> AIM
Transcribe all of the material exactly. Any picture in it should be left out.

[Begin MATERIAL TO PROCESS]

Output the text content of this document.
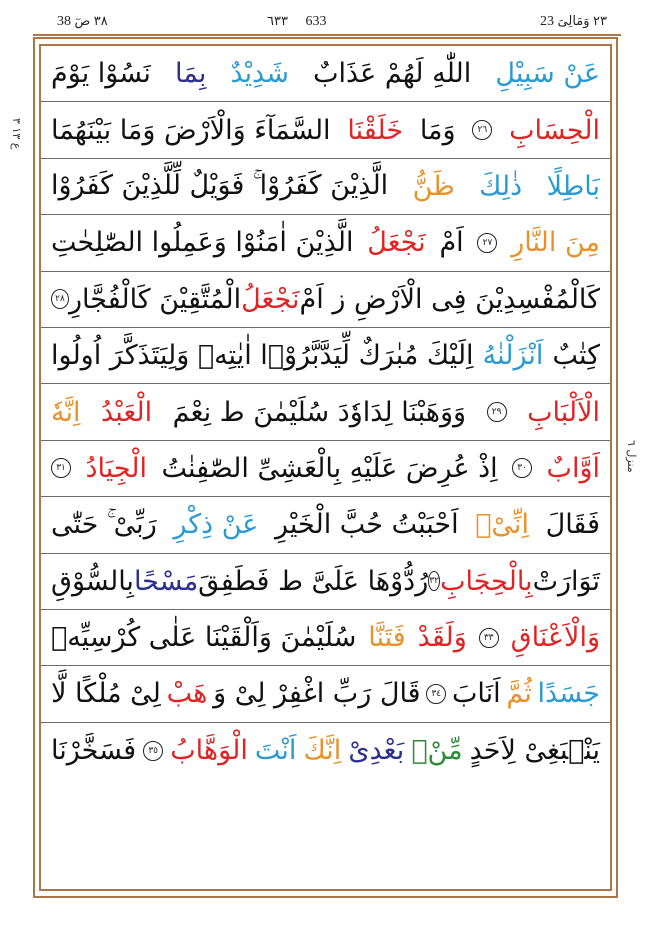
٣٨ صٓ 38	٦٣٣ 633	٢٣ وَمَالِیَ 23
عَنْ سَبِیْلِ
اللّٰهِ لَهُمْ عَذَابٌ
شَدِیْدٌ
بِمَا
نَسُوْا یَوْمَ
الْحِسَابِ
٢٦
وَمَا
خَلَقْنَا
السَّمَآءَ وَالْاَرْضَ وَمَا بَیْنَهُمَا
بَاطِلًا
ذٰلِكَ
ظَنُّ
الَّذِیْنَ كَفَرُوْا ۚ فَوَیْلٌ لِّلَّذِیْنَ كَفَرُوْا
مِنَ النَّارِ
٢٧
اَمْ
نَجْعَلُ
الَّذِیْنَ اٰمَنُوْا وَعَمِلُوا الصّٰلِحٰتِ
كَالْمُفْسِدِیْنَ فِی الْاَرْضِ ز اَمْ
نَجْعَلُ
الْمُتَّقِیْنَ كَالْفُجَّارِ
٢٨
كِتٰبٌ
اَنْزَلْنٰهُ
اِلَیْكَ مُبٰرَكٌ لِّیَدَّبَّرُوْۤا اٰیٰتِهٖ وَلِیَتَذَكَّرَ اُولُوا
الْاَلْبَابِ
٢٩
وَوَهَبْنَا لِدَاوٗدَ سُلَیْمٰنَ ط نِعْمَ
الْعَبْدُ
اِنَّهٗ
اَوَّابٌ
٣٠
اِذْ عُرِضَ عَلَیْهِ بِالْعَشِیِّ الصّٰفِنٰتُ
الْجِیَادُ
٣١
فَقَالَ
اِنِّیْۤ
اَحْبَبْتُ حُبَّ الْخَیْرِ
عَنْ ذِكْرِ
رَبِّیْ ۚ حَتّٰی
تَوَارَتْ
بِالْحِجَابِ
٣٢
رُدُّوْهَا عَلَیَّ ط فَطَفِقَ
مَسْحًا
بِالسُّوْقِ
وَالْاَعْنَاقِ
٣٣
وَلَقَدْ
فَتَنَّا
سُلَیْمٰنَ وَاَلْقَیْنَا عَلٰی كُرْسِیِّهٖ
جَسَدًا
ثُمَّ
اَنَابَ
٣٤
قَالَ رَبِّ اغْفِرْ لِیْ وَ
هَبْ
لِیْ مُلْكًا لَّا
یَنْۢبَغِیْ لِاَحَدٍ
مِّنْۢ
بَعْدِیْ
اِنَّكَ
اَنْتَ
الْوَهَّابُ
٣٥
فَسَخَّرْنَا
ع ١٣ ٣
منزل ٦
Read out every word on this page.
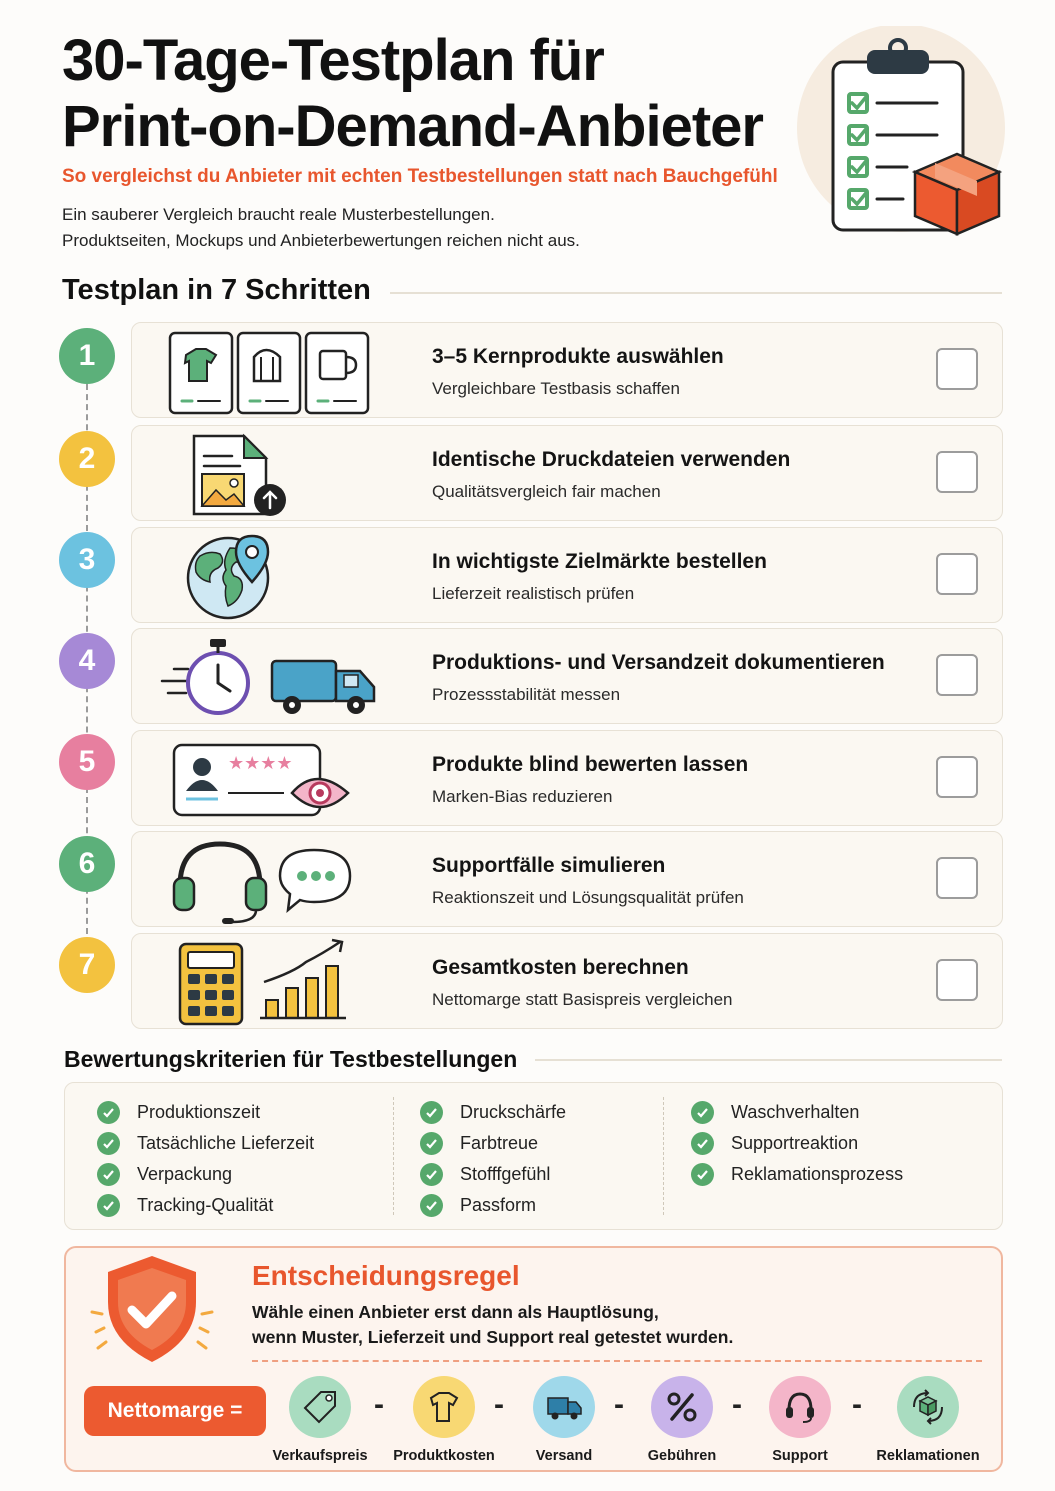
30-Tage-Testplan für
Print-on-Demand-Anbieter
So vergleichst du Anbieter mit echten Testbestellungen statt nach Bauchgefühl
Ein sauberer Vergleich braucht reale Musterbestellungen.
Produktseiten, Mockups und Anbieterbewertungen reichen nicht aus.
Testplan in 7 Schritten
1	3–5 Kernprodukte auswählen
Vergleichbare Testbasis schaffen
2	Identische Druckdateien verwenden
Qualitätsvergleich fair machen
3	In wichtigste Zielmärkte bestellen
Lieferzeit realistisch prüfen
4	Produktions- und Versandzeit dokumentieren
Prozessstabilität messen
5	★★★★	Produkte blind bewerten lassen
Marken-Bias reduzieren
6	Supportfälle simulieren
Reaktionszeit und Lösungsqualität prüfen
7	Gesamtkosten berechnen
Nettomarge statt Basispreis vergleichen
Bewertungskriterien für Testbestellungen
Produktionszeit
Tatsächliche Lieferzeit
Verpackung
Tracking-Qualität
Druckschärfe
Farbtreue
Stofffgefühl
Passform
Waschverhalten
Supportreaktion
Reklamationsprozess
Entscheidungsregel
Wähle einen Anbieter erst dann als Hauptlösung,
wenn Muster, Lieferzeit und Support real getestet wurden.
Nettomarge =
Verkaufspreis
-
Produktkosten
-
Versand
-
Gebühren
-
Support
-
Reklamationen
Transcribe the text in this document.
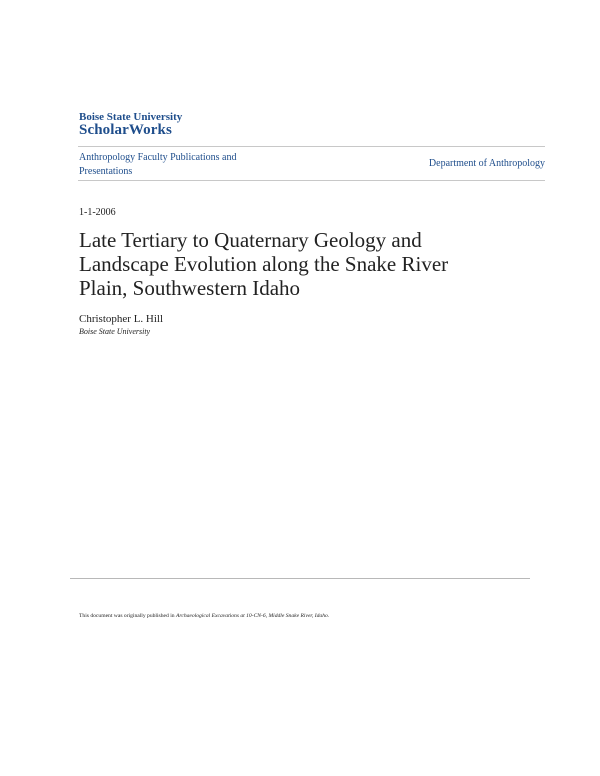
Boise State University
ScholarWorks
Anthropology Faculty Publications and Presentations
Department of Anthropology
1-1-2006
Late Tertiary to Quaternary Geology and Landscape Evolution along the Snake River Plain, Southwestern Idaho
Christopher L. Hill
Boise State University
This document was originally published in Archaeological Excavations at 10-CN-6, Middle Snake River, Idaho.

[End MATERIAL TO PROCESS]

> RESULT
Output the text content of this document.
٣٨ صٓ 38	٦٣٣ 633	٢٣ وَمَالِیَ 23
عَنْ سَبِیْلِ
اللّٰهِ لَهُمْ عَذَابٌ
شَدِیْدٌ
بِمَا
نَسُوْا یَوْمَ
الْحِسَابِ
٢٦
وَمَا
خَلَقْنَا
السَّمَآءَ وَالْاَرْضَ وَمَا بَیْنَهُمَا
بَاطِلًا
ذٰلِكَ
ظَنُّ
الَّذِیْنَ كَفَرُوْا ۚ فَوَیْلٌ لِّلَّذِیْنَ كَفَرُوْا
مِنَ النَّارِ
٢٧
اَمْ
نَجْعَلُ
الَّذِیْنَ اٰمَنُوْا وَعَمِلُوا الصّٰلِحٰتِ
كَالْمُفْسِدِیْنَ فِی الْاَرْضِ ز اَمْ
نَجْعَلُ
الْمُتَّقِیْنَ كَالْفُجَّارِ
٢٨
كِتٰبٌ
اَنْزَلْنٰهُ
اِلَیْكَ مُبٰرَكٌ لِّیَدَّبَّرُوْۤا اٰیٰتِهٖ وَلِیَتَذَكَّرَ اُولُوا
الْاَلْبَابِ
٢٩
وَوَهَبْنَا لِدَاوٗدَ سُلَیْمٰنَ ط نِعْمَ
الْعَبْدُ
اِنَّهٗ
اَوَّابٌ
٣٠
اِذْ عُرِضَ عَلَیْهِ بِالْعَشِیِّ الصّٰفِنٰتُ
الْجِیَادُ
٣١
فَقَالَ
اِنِّیْۤ
اَحْبَبْتُ حُبَّ الْخَیْرِ
عَنْ ذِكْرِ
رَبِّیْ ۚ حَتّٰی
تَوَارَتْ
بِالْحِجَابِ
٣٢
رُدُّوْهَا عَلَیَّ ط فَطَفِقَ
مَسْحًا
بِالسُّوْقِ
وَالْاَعْنَاقِ
٣٣
وَلَقَدْ
فَتَنَّا
سُلَیْمٰنَ وَاَلْقَیْنَا عَلٰی كُرْسِیِّهٖ
جَسَدًا
ثُمَّ
اَنَابَ
٣٤
قَالَ رَبِّ اغْفِرْ لِیْ وَ
هَبْ
لِیْ مُلْكًا لَّا
یَنْۢبَغِیْ لِاَحَدٍ
مِّنْۢ
بَعْدِیْ
اِنَّكَ
اَنْتَ
الْوَهَّابُ
٣٥
فَسَخَّرْنَا
ع ١٣ ٣
منزل ٦
Read out every word on this page.
30-Tage-Testplan für
Print-on-Demand-Anbieter
So vergleichst du Anbieter mit echten Testbestellungen statt nach Bauchgefühl
Ein sauberer Vergleich braucht reale Musterbestellungen.
Produktseiten, Mockups und Anbieterbewertungen reichen nicht aus.
Testplan in 7 Schritten
1	3–5 Kernprodukte auswählen
Vergleichbare Testbasis schaffen
2	Identische Druckdateien verwenden
Qualitätsvergleich fair machen
3	In wichtigste Zielmärkte bestellen
Lieferzeit realistisch prüfen
4	Produktions- und Versandzeit dokumentieren
Prozessstabilität messen
5	★★★★	Produkte blind bewerten lassen
Marken-Bias reduzieren
6	Supportfälle simulieren
Reaktionszeit und Lösungsqualität prüfen
7	Gesamtkosten berechnen
Nettomarge statt Basispreis vergleichen
Bewertungskriterien für Testbestellungen
Produktionszeit
Tatsächliche Lieferzeit
Verpackung
Tracking-Qualität
Druckschärfe
Farbtreue
Stofffgefühl
Passform
Waschverhalten
Supportreaktion
Reklamationsprozess
Entscheidungsregel
Wähle einen Anbieter erst dann als Hauptlösung,
wenn Muster, Lieferzeit und Support real getestet wurden.
Nettomarge =
Verkaufspreis
-
Produktkosten
-
Versand
-
Gebühren
-
Support
-
Reklamationen
Transcribe the text in this document.
Boise State University
ScholarWorks
Anthropology Faculty Publications and Presentations
Department of Anthropology
1-1-2006
Late Tertiary to Quaternary Geology and Landscape Evolution along the Snake River Plain, Southwestern Idaho
Christopher L. Hill
Boise State University
This document was originally published in Archaeological Excavations at 10-CN-6, Middle Snake River, Idaho.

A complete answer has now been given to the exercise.